▸ Your instructions: Copy out each line of the material below with no changes.

----- Listed records -----

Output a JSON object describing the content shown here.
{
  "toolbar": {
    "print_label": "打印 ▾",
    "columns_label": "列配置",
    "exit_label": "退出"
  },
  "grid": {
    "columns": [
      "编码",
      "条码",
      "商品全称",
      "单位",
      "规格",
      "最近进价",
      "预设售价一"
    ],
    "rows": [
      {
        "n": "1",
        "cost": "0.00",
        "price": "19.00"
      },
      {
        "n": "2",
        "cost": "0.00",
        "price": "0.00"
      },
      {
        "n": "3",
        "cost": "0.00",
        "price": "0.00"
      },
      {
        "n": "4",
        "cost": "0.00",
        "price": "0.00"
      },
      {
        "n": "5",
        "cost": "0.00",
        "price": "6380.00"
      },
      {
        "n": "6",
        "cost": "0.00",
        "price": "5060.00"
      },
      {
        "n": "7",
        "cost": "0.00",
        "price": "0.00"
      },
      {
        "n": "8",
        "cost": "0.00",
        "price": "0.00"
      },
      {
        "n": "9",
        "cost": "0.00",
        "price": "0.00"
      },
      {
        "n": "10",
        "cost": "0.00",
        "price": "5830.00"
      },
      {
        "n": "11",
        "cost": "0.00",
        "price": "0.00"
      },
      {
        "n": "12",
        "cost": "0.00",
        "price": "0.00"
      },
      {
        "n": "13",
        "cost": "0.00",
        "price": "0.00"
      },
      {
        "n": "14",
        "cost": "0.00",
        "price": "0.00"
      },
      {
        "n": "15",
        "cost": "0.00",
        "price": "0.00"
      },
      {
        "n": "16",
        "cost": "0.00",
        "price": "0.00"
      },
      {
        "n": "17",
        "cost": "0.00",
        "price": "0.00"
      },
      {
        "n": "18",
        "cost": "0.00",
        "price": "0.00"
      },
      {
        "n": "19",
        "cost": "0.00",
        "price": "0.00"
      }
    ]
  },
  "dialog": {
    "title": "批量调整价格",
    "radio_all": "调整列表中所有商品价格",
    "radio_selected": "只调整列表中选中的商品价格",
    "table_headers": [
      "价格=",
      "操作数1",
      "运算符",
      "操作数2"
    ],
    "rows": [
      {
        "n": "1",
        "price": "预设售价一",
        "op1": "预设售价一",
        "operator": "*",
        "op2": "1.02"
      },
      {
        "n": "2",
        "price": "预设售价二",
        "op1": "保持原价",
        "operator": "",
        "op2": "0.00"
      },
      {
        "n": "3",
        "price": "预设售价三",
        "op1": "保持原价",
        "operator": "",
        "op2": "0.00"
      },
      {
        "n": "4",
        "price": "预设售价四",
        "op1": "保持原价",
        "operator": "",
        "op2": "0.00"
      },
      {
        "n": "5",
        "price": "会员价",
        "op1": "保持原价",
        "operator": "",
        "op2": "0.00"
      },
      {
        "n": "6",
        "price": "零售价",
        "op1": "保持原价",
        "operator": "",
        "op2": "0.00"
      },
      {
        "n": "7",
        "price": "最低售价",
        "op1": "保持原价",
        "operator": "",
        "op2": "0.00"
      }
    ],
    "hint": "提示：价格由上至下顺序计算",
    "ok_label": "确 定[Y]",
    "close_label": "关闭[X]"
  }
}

-----

▸ The result:
Output a JSON object describing the content shown here.
{
  "toolbar": {
    "print_label": "打印 ▾",
    "columns_label": "列配置",
    "exit_label": "退出"
  },
  "grid": {
    "columns": [
      "编码",
      "条码",
      "商品全称",
      "单位",
      "规格",
      "最近进价",
      "预设售价一"
    ],
    "rows": [
      {
        "n": "1",
        "cost": "0.00",
        "price": "19.00"
      },
      {
        "n": "2",
        "cost": "0.00",
        "price": "0.00"
      },
      {
        "n": "3",
        "cost": "0.00",
        "price": "0.00"
      },
      {
        "n": "4",
        "cost": "0.00",
        "price": "0.00"
      },
      {
        "n": "5",
        "cost": "0.00",
        "price": "6380.00"
      },
      {
        "n": "6",
        "cost": "0.00",
        "price": "5060.00"
      },
      {
        "n": "7",
        "cost": "0.00",
        "price": "0.00"
      },
      {
        "n": "8",
        "cost": "0.00",
        "price": "0.00"
      },
      {
        "n": "9",
        "cost": "0.00",
        "price": "0.00"
      },
      {
        "n": "10",
        "cost": "0.00",
        "price": "5830.00"
      },
      {
        "n": "11",
        "cost": "0.00",
        "price": "0.00"
      },
      {
        "n": "12",
        "cost": "0.00",
        "price": "0.00"
      },
      {
        "n": "13",
        "cost": "0.00",
        "price": "0.00"
      },
      {
        "n": "14",
        "cost": "0.00",
        "price": "0.00"
      },
      {
        "n": "15",
        "cost": "0.00",
        "price": "0.00"
      },
      {
        "n": "16",
        "cost": "0.00",
        "price": "0.00"
      },
      {
        "n": "17",
        "cost": "0.00",
        "price": "0.00"
      },
      {
        "n": "18",
        "cost": "0.00",
        "price": "0.00"
      },
      {
        "n": "19",
        "cost": "0.00",
        "price": "0.00"
      }
    ]
  },
  "dialog": {
    "title": "批量调整价格",
    "radio_all": "调整列表中所有商品价格",
    "radio_selected": "只调整列表中选中的商品价格",
    "table_headers": [
      "价格=",
      "操作数1",
      "运算符",
      "操作数2"
    ],
    "rows": [
      {
        "n": "1",
        "price": "预设售价一",
        "op1": "预设售价一",
        "operator": "*",
        "op2": "1.02"
      },
      {
        "n": "2",
        "price": "预设售价二",
        "op1": "保持原价",
        "operator": "",
        "op2": "0.00"
      },
      {
        "n": "3",
        "price": "预设售价三",
        "op1": "保持原价",
        "operator": "",
        "op2": "0.00"
      },
      {
        "n": "4",
        "price": "预设售价四",
        "op1": "保持原价",
        "operator": "",
        "op2": "0.00"
      },
      {
        "n": "5",
        "price": "会员价",
        "op1": "保持原价",
        "operator": "",
        "op2": "0.00"
      },
      {
        "n": "6",
        "price": "零售价",
        "op1": "保持原价",
        "operator": "",
        "op2": "0.00"
      },
      {
        "n": "7",
        "price": "最低售价",
        "op1": "保持原价",
        "operator": "",
        "op2": "0.00"
      }
    ],
    "hint": "提示：价格由上至下顺序计算",
    "ok_label": "确 定[Y]",
    "close_label": "关闭[X]"
  }
}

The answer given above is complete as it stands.